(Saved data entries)
==============================

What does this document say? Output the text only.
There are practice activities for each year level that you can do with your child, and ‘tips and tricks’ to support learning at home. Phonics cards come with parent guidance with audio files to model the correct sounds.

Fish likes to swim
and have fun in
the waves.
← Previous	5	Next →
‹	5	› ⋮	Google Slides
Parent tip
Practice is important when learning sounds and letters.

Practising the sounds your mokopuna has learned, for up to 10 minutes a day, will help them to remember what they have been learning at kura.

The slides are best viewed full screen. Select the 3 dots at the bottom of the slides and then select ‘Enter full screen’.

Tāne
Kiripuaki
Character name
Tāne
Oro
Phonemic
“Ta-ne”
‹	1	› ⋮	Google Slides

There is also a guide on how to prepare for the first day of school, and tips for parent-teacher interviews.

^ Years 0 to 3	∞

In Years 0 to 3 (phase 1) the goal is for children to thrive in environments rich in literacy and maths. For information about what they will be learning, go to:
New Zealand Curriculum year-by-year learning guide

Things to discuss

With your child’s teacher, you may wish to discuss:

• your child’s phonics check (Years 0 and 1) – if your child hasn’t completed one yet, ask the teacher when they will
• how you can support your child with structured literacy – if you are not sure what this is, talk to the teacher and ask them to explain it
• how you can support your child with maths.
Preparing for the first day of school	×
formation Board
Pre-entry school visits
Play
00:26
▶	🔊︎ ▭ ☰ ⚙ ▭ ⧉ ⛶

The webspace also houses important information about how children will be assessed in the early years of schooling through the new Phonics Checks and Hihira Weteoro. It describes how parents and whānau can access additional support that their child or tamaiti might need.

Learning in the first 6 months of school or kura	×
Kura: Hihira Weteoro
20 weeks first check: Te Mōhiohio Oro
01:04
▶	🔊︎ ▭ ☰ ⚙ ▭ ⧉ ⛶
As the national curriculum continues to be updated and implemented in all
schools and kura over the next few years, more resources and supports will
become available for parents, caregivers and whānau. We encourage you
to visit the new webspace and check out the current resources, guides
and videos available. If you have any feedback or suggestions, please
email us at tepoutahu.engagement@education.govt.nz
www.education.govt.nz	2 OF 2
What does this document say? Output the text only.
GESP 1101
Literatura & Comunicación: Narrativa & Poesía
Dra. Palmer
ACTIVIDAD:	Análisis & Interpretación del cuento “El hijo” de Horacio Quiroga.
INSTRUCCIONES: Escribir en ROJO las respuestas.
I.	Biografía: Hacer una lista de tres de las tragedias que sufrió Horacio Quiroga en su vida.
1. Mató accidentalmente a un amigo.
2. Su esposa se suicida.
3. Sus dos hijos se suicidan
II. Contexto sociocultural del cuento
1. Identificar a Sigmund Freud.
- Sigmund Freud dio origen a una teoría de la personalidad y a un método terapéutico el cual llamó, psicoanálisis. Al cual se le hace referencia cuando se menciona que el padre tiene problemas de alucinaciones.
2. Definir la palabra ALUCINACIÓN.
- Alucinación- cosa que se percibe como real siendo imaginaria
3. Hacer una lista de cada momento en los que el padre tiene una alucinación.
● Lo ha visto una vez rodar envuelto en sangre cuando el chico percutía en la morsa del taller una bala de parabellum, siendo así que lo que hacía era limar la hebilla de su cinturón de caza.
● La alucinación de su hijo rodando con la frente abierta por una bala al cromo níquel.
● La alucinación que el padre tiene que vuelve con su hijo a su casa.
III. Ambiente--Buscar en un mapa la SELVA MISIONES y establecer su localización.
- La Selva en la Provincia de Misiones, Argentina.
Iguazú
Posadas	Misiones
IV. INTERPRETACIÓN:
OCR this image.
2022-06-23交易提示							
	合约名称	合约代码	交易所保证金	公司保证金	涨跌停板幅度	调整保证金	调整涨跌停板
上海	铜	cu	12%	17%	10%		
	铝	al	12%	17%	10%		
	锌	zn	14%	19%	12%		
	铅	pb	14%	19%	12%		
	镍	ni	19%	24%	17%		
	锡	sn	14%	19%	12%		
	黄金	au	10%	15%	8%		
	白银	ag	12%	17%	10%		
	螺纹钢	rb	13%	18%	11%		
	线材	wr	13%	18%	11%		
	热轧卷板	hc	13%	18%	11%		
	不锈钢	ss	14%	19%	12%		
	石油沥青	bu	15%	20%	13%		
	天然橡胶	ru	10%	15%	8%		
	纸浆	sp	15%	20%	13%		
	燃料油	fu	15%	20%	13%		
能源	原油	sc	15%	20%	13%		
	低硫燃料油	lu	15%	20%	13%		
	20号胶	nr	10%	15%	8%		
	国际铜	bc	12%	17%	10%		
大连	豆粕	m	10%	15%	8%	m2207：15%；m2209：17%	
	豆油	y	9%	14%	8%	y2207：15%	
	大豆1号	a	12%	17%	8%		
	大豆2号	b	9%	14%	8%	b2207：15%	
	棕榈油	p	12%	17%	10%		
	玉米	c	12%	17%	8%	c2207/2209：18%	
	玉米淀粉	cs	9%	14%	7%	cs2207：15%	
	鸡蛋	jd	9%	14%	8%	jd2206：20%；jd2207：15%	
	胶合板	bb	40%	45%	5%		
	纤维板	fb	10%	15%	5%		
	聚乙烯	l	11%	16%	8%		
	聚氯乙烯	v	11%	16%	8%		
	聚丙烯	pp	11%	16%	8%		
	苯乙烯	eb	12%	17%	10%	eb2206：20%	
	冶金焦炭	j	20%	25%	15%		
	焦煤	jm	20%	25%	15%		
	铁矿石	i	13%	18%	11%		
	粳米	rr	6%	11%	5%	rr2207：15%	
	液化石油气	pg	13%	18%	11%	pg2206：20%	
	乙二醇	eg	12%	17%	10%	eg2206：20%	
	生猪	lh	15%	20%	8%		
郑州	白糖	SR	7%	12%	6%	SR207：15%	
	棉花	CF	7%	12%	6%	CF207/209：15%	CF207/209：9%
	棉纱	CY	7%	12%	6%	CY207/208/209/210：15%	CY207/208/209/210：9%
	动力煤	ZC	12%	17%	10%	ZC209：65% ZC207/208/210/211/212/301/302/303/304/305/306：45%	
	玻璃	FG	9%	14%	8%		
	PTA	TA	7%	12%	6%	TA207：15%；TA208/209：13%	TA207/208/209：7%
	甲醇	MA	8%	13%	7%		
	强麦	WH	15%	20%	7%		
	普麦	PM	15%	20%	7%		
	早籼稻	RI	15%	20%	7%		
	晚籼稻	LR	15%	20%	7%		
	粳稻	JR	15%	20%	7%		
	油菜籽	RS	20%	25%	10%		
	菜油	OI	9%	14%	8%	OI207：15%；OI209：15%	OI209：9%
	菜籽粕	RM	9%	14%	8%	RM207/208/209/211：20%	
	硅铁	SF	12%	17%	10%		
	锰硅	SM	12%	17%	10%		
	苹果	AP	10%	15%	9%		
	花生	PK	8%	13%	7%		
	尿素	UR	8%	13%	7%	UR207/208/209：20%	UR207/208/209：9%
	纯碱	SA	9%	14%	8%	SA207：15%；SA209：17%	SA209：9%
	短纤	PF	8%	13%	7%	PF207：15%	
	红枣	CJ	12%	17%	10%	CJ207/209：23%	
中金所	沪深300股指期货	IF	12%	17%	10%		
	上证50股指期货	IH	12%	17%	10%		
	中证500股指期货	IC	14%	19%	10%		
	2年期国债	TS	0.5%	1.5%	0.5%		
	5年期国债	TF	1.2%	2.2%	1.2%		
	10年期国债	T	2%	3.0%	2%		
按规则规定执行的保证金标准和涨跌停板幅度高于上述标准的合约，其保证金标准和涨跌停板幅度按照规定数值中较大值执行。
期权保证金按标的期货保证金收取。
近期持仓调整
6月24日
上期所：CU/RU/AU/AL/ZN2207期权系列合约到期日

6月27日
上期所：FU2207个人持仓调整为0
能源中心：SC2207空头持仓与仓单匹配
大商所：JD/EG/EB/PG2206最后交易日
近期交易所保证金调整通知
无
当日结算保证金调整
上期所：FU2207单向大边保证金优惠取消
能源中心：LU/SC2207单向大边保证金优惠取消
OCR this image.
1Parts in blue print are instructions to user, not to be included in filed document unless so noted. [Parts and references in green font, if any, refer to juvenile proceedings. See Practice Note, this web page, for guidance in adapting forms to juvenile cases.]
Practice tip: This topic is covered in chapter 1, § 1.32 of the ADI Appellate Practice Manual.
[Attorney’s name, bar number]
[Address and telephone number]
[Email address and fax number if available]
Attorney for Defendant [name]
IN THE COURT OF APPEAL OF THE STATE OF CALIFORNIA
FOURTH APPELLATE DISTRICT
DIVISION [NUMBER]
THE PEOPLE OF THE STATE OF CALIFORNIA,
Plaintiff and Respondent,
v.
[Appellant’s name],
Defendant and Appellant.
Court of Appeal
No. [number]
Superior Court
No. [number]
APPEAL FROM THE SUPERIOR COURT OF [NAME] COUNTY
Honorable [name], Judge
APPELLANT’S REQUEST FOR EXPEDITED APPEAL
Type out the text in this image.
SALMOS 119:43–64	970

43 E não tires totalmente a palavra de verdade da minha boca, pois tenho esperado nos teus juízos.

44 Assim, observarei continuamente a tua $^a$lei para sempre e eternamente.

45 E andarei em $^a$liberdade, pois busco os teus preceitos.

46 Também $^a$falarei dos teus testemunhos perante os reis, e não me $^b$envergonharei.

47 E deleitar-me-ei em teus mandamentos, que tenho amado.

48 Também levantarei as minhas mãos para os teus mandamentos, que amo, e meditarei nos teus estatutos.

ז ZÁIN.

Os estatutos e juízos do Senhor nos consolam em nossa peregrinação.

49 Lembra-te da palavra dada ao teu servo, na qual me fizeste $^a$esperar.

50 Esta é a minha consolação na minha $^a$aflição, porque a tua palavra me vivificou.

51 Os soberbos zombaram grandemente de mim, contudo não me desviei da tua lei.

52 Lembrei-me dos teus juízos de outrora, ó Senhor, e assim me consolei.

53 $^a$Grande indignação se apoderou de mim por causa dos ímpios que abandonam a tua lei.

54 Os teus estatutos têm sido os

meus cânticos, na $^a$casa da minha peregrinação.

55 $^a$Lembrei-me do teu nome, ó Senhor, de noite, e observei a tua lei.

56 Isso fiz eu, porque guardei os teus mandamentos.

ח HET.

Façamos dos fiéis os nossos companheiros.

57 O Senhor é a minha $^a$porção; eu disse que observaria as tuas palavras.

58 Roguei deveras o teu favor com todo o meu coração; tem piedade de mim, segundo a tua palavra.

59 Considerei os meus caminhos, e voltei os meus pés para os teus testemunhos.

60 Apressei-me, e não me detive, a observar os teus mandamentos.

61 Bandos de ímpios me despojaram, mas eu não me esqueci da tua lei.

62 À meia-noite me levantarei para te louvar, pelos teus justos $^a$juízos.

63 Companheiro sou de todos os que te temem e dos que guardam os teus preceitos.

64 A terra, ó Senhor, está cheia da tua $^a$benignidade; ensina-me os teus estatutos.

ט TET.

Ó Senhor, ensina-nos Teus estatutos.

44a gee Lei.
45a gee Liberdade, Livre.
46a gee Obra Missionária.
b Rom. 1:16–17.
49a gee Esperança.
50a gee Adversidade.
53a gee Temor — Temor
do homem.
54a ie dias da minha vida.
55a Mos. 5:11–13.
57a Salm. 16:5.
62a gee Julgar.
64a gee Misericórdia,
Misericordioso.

==============================

Direction: List all lines in the material containing the string "have".

Result for this exercise:
and have fun in
Practising the sounds your mokopuna has learned, for up to 10 minutes a day, will help them to remember what they have been learning at kura.
and videos available. If you have any feedback or suggestions, please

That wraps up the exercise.